Go through the records underneath and write each one out again exactly.

--- Start ---

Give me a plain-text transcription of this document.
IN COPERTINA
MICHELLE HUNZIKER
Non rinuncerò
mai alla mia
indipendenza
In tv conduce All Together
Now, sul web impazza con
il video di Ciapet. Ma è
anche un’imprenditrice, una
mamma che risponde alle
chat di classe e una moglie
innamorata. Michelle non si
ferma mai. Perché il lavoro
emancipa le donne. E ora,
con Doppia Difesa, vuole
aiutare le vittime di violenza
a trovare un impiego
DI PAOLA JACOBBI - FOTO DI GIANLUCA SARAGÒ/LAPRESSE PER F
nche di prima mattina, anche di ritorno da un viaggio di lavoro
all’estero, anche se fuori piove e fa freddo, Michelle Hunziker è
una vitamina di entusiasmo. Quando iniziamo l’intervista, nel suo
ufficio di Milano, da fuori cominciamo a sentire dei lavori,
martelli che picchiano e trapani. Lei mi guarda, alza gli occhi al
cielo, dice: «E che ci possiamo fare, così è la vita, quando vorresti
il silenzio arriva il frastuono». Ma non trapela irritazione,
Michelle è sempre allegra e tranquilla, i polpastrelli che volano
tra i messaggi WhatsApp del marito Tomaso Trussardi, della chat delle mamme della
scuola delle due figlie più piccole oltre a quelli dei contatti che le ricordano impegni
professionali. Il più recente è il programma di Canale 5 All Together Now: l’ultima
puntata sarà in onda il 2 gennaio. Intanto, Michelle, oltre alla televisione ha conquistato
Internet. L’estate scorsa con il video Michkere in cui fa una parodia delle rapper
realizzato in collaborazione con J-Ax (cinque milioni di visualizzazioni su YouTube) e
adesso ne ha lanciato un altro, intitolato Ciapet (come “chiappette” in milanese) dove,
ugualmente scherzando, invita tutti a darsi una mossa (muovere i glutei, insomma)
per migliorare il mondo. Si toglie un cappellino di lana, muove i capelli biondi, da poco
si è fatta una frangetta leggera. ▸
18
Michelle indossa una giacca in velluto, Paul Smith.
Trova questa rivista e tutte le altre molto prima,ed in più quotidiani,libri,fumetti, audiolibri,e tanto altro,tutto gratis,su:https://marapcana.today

--- End ---

Reply:
Give me a plain-text transcription of this document.
IN COPERTINA
MICHELLE HUNZIKER
Non rinuncerò
mai alla mia
indipendenza
In tv conduce All Together
Now, sul web impazza con
il video di Ciapet. Ma è
anche un’imprenditrice, una
mamma che risponde alle
chat di classe e una moglie
innamorata. Michelle non si
ferma mai. Perché il lavoro
emancipa le donne. E ora,
con Doppia Difesa, vuole
aiutare le vittime di violenza
a trovare un impiego
DI PAOLA JACOBBI - FOTO DI GIANLUCA SARAGÒ/LAPRESSE PER F
nche di prima mattina, anche di ritorno da un viaggio di lavoro
all’estero, anche se fuori piove e fa freddo, Michelle Hunziker è
una vitamina di entusiasmo. Quando iniziamo l’intervista, nel suo
ufficio di Milano, da fuori cominciamo a sentire dei lavori,
martelli che picchiano e trapani. Lei mi guarda, alza gli occhi al
cielo, dice: «E che ci possiamo fare, così è la vita, quando vorresti
il silenzio arriva il frastuono». Ma non trapela irritazione,
Michelle è sempre allegra e tranquilla, i polpastrelli che volano
tra i messaggi WhatsApp del marito Tomaso Trussardi, della chat delle mamme della
scuola delle due figlie più piccole oltre a quelli dei contatti che le ricordano impegni
professionali. Il più recente è il programma di Canale 5 All Together Now: l’ultima
puntata sarà in onda il 2 gennaio. Intanto, Michelle, oltre alla televisione ha conquistato
Internet. L’estate scorsa con il video Michkere in cui fa una parodia delle rapper
realizzato in collaborazione con J-Ax (cinque milioni di visualizzazioni su YouTube) e
adesso ne ha lanciato un altro, intitolato Ciapet (come “chiappette” in milanese) dove,
ugualmente scherzando, invita tutti a darsi una mossa (muovere i glutei, insomma)
per migliorare il mondo. Si toglie un cappellino di lana, muove i capelli biondi, da poco
si è fatta una frangetta leggera. ▸
18
Michelle indossa una giacca in velluto, Paul Smith.
Trova questa rivista e tutte le altre molto prima,ed in più quotidiani,libri,fumetti, audiolibri,e tanto altro,tutto gratis,su:https://marapcana.today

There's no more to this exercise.